**What you are asked to do:** For each line in the data below that holds "content", return a copy.

Dataset items:
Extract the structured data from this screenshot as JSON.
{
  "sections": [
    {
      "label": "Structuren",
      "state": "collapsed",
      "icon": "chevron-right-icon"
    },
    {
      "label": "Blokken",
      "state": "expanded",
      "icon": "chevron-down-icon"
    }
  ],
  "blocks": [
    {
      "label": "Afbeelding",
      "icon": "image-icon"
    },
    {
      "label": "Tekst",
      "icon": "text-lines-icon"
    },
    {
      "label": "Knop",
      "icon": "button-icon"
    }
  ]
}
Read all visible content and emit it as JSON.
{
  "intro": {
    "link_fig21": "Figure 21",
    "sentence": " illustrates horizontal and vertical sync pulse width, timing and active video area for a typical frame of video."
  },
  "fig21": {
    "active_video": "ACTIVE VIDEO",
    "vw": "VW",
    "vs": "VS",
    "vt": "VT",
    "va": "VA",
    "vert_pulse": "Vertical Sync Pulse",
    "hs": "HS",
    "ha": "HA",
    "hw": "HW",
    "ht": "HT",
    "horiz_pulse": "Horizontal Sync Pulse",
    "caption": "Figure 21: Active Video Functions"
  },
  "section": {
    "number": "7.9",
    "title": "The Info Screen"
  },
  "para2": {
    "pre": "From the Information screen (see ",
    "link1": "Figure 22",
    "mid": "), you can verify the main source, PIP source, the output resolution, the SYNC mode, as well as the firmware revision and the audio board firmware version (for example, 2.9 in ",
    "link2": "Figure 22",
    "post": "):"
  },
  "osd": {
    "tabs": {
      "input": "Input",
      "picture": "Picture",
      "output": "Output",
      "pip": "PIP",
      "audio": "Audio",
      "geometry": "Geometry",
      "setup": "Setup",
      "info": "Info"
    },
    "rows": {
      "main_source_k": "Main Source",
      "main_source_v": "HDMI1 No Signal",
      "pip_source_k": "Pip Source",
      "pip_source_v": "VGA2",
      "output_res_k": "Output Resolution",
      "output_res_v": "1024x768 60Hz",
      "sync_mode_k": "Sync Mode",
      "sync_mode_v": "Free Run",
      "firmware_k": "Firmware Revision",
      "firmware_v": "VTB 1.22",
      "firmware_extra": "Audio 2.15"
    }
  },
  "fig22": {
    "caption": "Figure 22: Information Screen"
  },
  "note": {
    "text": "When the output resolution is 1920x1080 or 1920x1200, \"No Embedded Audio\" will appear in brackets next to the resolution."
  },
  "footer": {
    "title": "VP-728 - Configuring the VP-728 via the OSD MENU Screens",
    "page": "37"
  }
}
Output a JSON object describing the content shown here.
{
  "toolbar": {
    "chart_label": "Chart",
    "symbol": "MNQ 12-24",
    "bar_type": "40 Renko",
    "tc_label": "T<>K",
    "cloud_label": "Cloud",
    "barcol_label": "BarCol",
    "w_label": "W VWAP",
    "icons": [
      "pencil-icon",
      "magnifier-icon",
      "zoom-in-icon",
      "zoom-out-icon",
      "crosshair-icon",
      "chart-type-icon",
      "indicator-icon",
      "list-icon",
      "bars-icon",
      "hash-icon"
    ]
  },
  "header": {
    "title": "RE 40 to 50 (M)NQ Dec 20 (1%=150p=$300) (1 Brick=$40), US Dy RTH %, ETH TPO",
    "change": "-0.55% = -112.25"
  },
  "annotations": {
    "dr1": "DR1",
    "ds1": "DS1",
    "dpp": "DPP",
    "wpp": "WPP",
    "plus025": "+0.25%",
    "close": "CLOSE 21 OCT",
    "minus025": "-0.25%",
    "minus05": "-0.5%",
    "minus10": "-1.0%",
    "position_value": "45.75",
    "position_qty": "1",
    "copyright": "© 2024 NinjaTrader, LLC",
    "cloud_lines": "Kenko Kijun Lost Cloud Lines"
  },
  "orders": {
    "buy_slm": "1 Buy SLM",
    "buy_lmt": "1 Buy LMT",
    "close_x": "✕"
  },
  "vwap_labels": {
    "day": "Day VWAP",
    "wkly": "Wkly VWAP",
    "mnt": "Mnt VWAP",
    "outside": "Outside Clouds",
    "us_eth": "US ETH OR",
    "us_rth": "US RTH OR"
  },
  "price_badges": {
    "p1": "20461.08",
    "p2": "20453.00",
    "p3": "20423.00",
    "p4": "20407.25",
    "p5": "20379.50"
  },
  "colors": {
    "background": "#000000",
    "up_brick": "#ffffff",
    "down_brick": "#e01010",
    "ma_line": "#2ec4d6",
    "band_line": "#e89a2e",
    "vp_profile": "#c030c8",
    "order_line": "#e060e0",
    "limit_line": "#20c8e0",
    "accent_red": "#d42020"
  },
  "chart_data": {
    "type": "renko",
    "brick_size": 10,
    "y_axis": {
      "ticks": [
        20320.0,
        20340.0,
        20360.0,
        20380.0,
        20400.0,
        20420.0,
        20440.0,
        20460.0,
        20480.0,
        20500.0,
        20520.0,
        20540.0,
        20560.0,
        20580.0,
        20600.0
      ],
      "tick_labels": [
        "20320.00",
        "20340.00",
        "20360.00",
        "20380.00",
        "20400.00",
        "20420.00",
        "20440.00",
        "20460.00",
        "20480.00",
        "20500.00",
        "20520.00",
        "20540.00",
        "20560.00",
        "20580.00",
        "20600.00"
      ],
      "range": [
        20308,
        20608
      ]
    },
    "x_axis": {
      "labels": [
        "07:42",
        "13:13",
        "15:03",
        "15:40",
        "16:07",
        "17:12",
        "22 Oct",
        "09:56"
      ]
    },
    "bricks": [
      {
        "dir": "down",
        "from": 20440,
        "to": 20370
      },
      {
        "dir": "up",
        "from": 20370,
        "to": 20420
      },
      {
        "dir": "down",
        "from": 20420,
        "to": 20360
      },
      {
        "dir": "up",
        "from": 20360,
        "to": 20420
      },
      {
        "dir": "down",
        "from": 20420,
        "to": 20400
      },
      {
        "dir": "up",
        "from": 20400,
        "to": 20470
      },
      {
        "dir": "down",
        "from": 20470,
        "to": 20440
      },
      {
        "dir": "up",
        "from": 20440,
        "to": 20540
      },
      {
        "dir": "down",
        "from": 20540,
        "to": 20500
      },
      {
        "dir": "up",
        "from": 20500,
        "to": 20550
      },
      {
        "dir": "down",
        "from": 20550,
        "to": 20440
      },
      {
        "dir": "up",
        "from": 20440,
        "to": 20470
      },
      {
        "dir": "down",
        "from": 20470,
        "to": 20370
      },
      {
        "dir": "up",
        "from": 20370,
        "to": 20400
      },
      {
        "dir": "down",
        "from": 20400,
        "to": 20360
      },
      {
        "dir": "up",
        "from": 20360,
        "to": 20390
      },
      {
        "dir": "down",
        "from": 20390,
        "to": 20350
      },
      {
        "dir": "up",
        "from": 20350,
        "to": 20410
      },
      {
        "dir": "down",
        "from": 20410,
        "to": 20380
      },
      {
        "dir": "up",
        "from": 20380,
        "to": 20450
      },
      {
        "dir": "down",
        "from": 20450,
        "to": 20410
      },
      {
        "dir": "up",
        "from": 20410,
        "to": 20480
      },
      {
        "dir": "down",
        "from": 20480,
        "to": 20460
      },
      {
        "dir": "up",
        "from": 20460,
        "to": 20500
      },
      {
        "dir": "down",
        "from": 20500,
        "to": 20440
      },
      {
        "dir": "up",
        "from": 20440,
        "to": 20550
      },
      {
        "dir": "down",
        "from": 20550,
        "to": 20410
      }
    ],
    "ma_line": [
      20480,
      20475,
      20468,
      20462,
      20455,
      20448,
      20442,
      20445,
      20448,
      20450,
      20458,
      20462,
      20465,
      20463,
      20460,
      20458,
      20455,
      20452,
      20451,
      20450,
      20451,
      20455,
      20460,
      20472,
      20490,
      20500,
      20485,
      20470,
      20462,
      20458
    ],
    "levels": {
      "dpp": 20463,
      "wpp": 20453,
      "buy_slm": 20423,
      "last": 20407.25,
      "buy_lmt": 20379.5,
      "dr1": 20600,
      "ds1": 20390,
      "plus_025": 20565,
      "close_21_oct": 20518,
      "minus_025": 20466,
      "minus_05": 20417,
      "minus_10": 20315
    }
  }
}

**Result for this task:**
Read all visible content and emit it as JSON.
Output a JSON object describing the content shown here.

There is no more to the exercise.